*Description of the task*
From the listing below, work out how many lines contain "Интернет". Reply with that number only.

Dataset entries
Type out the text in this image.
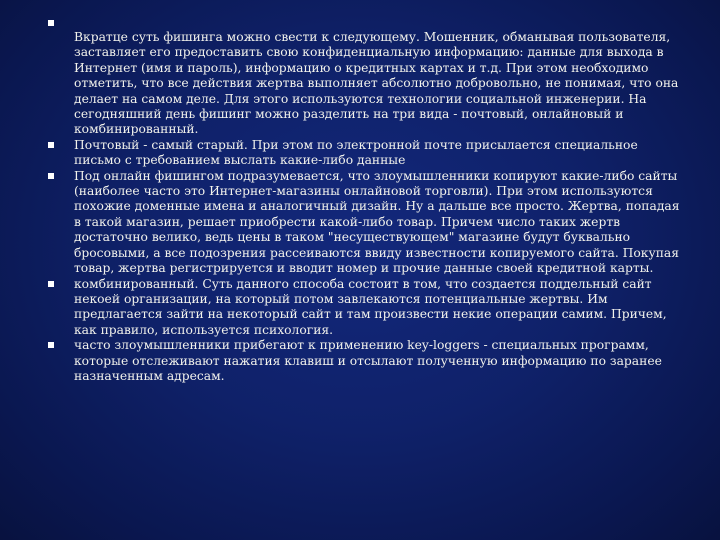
Вкратце суть фишинга можно свести к следующему. Мошенник, обманывая пользователя, заставляет его предоставить свою конфиденциальную информацию: данные для выхода в Интернет (имя и пароль), информацию о кредитных картах и т.д. При этом необходимо отметить, что все действия жертва выполняет абсолютно добровольно, не понимая, что она делает на самом деле. Для этого используются технологии социальной инженерии. На сегодняшний день фишинг можно разделить на три вида - почтовый, онлайновый и комбинированный.
Почтовый - самый старый. При этом по электронной почте присылается специальное письмо с требованием выслать какие-либо данные
Под онлайн фишингом подразумевается, что злоумышленники копируют какие-либо сайты (наиболее часто это Интернет-магазины онлайновой торговли). При этом используются похожие доменные имена и аналогичный дизайн. Ну а дальше все просто. Жертва, попадая в такой магазин, решает приобрести какой-либо товар. Причем число таких жертв достаточно велико, ведь цены в таком "несуществующем" магазине будут буквально бросовыми, а все подозрения рассеиваются ввиду известности копируемого сайта. Покупая товар, жертва регистрируется и вводит номер и прочие данные своей кредитной карты.
комбинированный. Суть данного способа состоит в том, что создается поддельный сайт некоей организации, на который потом завлекаются потенциальные жертвы. Им предлагается зайти на некоторый сайт и там произвести некие операции самим. Причем, как правило, используется психология.
часто злоумышленники прибегают к применению key-loggers - специальных программ, которые отслеживают нажатия клавиш и отсылают полученную информацию по заранее назначенным адресам.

*Result below*
2